EXERCISE INSTRUCTIONS - Take the entries below and reproduce them word for word.
↓↓↓
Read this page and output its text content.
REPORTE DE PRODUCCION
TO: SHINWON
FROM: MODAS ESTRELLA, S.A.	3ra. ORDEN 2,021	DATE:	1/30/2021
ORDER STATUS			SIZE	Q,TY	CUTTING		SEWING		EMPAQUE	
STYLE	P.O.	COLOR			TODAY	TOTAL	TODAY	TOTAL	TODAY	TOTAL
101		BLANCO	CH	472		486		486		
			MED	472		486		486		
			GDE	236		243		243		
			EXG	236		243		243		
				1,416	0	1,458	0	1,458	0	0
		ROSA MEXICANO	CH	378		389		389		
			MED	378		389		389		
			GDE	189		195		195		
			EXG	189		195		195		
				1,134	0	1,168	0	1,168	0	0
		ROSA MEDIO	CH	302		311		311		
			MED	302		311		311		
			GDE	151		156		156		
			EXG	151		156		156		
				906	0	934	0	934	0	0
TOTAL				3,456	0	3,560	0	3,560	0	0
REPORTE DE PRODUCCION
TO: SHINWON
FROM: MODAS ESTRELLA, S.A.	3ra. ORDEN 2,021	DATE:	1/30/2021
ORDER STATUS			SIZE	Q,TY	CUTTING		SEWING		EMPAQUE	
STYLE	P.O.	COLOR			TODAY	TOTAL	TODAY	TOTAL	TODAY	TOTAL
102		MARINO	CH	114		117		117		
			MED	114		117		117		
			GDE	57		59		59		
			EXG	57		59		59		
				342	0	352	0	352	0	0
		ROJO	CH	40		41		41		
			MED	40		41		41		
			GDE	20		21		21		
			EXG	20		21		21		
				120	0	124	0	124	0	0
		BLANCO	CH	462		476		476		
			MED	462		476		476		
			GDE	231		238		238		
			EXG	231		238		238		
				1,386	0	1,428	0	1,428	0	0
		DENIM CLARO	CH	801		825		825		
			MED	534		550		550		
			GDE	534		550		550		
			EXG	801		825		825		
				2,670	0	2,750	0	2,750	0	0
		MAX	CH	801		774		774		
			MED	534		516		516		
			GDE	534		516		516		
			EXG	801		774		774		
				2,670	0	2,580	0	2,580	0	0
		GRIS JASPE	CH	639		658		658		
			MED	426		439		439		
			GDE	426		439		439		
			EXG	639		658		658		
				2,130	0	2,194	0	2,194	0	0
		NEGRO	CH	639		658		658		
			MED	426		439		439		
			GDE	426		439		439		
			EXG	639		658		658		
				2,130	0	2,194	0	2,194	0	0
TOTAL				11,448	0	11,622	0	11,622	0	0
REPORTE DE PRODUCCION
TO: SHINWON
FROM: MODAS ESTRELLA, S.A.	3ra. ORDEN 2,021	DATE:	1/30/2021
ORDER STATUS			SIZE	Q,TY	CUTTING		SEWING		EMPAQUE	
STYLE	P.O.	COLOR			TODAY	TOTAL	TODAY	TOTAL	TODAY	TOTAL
↑↑↑
WORKED ANSWER -
Read this page and output its text content.
REPORTE DE PRODUCCION
TO: SHINWON
FROM: MODAS ESTRELLA, S.A.	3ra. ORDEN 2,021	DATE:	1/30/2021
ORDER STATUS			SIZE	Q,TY	CUTTING		SEWING		EMPAQUE	
STYLE	P.O.	COLOR			TODAY	TOTAL	TODAY	TOTAL	TODAY	TOTAL
101		BLANCO	CH	472		486		486		
			MED	472		486		486		
			GDE	236		243		243		
			EXG	236		243		243		
				1,416	0	1,458	0	1,458	0	0
		ROSA MEXICANO	CH	378		389		389		
			MED	378		389		389		
			GDE	189		195		195		
			EXG	189		195		195		
				1,134	0	1,168	0	1,168	0	0
		ROSA MEDIO	CH	302		311		311		
			MED	302		311		311		
			GDE	151		156		156		
			EXG	151		156		156		
				906	0	934	0	934	0	0
TOTAL				3,456	0	3,560	0	3,560	0	0
REPORTE DE PRODUCCION
TO: SHINWON
FROM: MODAS ESTRELLA, S.A.	3ra. ORDEN 2,021	DATE:	1/30/2021
ORDER STATUS			SIZE	Q,TY	CUTTING		SEWING		EMPAQUE	
STYLE	P.O.	COLOR			TODAY	TOTAL	TODAY	TOTAL	TODAY	TOTAL
102		MARINO	CH	114		117		117		
			MED	114		117		117		
			GDE	57		59		59		
			EXG	57		59		59		
				342	0	352	0	352	0	0
		ROJO	CH	40		41		41		
			MED	40		41		41		
			GDE	20		21		21		
			EXG	20		21		21		
				120	0	124	0	124	0	0
		BLANCO	CH	462		476		476		
			MED	462		476		476		
			GDE	231		238		238		
			EXG	231		238		238		
				1,386	0	1,428	0	1,428	0	0
		DENIM CLARO	CH	801		825		825		
			MED	534		550		550		
			GDE	534		550		550		
			EXG	801		825		825		
				2,670	0	2,750	0	2,750	0	0
		MAX	CH	801		774		774		
			MED	534		516		516		
			GDE	534		516		516		
			EXG	801		774		774		
				2,670	0	2,580	0	2,580	0	0
		GRIS JASPE	CH	639		658		658		
			MED	426		439		439		
			GDE	426		439		439		
			EXG	639		658		658		
				2,130	0	2,194	0	2,194	0	0
		NEGRO	CH	639		658		658		
			MED	426		439		439		
			GDE	426		439		439		
			EXG	639		658		658		
				2,130	0	2,194	0	2,194	0	0
TOTAL				11,448	0	11,622	0	11,622	0	0
REPORTE DE PRODUCCION
TO: SHINWON
FROM: MODAS ESTRELLA, S.A.	3ra. ORDEN 2,021	DATE:	1/30/2021
ORDER STATUS			SIZE	Q,TY	CUTTING		SEWING		EMPAQUE	
STYLE	P.O.	COLOR			TODAY	TOTAL	TODAY	TOTAL	TODAY	TOTAL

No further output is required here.